----- Provided data

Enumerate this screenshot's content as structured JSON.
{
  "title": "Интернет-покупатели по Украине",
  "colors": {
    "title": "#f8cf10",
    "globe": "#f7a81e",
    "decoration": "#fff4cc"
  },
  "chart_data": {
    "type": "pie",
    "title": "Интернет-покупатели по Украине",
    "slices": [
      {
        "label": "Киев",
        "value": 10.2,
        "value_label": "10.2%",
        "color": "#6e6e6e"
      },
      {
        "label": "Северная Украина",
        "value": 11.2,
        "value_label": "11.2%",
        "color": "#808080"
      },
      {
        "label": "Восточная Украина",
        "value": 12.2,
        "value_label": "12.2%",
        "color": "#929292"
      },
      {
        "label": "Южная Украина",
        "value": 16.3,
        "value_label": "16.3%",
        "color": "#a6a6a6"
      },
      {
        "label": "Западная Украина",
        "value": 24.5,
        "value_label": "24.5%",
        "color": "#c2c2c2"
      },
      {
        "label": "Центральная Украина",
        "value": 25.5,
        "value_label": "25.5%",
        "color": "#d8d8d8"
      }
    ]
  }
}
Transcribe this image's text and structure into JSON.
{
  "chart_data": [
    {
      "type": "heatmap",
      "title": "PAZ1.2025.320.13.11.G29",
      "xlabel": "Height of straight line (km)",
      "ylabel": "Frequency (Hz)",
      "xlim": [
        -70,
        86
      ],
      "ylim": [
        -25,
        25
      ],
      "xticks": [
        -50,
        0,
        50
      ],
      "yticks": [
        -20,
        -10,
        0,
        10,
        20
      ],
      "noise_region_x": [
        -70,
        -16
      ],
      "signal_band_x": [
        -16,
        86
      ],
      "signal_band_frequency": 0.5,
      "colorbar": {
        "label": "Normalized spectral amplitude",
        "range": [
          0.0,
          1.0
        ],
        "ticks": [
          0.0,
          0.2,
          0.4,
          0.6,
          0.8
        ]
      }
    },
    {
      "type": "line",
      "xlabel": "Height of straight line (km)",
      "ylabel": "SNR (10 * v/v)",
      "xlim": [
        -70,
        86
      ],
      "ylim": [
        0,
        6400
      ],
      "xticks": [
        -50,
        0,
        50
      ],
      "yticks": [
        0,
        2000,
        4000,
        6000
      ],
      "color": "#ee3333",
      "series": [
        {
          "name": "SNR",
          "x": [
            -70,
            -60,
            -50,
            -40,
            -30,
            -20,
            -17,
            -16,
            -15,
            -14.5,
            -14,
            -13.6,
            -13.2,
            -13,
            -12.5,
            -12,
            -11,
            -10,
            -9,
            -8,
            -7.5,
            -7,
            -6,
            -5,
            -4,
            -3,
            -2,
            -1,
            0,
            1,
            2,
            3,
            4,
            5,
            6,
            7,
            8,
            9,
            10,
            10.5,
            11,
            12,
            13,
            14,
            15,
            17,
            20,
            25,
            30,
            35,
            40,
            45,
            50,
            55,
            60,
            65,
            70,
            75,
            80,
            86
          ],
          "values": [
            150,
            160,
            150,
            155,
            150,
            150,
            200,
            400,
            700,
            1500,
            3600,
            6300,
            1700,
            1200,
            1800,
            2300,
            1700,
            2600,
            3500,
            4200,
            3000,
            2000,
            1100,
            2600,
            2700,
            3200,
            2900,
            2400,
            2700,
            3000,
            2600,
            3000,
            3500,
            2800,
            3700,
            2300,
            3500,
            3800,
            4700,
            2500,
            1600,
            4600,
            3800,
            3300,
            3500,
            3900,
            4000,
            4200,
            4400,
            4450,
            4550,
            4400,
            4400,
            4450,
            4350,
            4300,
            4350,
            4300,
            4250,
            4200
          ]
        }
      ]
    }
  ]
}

----------

→ **Exercise instructions**: Pull out every line of the entries that includes the word "Украина".

→ **Task solution**:
        "label": "Северная Украина",
        "label": "Восточная Украина",
        "label": "Южная Украина",
        "label": "Западная Украина",
        "label": "Центральная Украина",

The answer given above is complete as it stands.